Task directions -
In the data below, find every line with the string "this" and pull it out.

>> Start

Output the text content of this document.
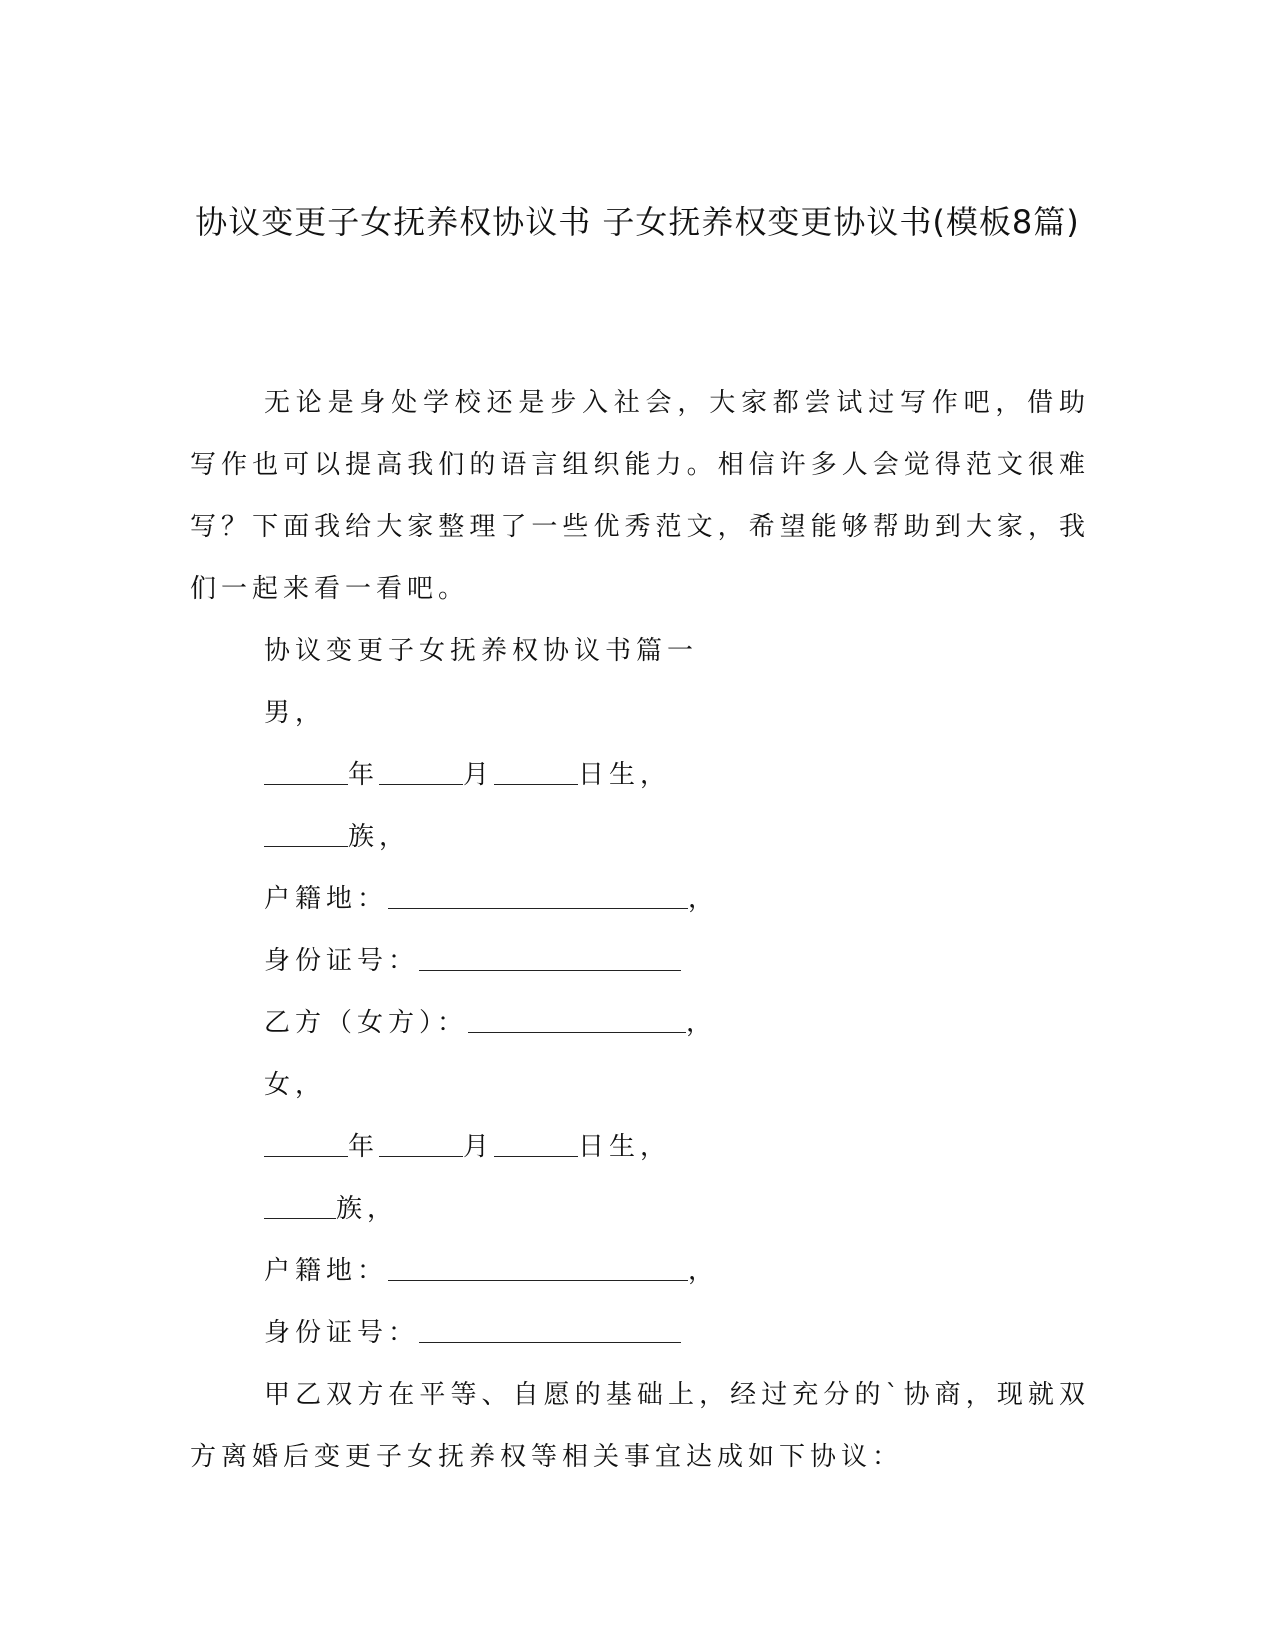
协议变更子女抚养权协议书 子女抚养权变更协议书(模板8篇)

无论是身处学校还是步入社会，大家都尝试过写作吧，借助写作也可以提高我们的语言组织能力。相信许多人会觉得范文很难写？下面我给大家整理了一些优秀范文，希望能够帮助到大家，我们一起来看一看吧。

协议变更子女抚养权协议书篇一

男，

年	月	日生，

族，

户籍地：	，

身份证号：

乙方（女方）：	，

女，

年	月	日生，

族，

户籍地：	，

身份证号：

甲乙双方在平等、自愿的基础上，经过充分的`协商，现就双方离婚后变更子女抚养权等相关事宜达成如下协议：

>> End
>> Start

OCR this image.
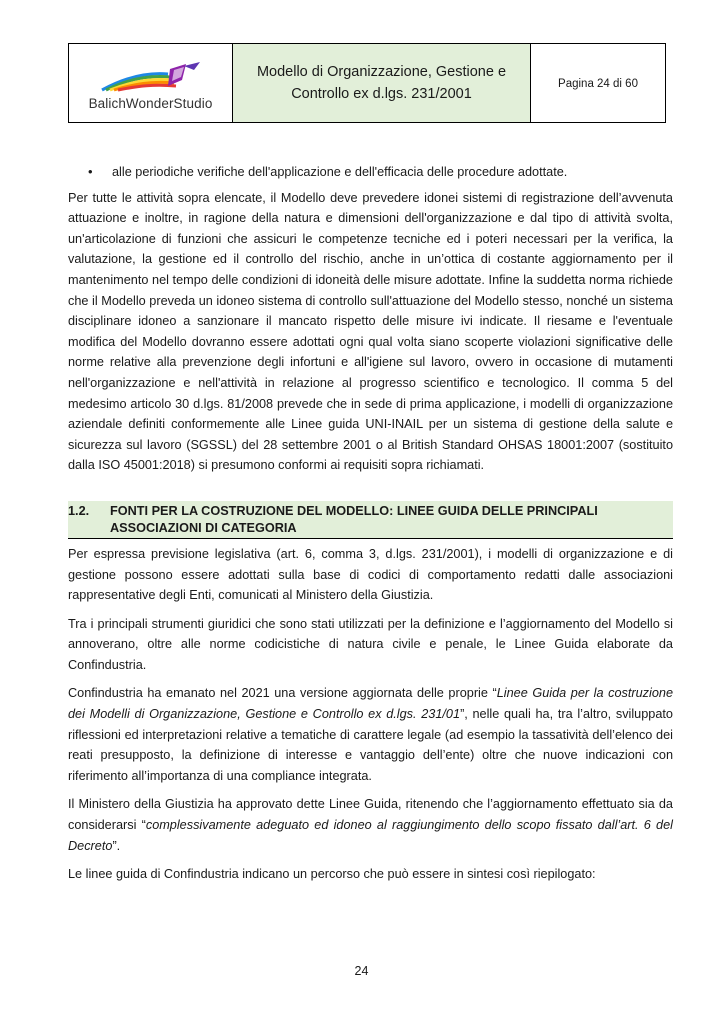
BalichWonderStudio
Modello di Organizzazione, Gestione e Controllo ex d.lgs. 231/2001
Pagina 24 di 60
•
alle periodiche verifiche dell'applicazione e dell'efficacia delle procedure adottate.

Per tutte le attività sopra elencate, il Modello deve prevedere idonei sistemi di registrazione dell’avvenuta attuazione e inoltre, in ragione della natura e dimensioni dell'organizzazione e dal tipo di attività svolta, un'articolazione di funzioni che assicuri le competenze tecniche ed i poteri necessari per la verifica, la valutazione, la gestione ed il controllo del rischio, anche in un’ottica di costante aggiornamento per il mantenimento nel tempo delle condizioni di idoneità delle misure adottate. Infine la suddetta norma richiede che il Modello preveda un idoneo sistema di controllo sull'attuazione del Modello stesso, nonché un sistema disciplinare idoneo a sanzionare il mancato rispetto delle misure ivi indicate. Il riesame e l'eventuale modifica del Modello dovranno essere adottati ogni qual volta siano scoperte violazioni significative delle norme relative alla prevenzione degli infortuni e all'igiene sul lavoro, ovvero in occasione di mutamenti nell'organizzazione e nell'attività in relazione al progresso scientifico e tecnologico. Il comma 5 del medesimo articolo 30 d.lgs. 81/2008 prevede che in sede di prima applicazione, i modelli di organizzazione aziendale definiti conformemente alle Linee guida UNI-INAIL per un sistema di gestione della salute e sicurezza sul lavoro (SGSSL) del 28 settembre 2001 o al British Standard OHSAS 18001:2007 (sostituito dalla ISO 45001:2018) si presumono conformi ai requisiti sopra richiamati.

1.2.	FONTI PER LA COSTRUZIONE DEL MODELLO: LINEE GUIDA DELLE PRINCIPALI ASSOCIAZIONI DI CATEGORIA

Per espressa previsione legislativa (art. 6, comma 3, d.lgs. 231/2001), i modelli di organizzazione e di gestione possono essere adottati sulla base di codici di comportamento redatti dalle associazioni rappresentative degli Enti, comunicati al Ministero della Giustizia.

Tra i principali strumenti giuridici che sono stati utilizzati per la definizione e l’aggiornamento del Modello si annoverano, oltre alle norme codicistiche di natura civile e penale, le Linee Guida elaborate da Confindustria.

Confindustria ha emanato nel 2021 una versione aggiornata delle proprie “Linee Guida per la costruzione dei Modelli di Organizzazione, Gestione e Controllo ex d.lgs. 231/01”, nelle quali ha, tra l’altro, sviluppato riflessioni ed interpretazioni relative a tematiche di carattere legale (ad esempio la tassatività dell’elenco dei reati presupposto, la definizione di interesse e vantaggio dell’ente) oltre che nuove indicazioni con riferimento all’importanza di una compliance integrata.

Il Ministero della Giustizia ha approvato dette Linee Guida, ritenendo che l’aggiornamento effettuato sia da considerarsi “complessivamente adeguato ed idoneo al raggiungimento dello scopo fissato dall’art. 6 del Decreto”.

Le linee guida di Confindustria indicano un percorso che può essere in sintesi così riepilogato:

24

>> End

Completed task -
Output the text content of this document.
OCR this image.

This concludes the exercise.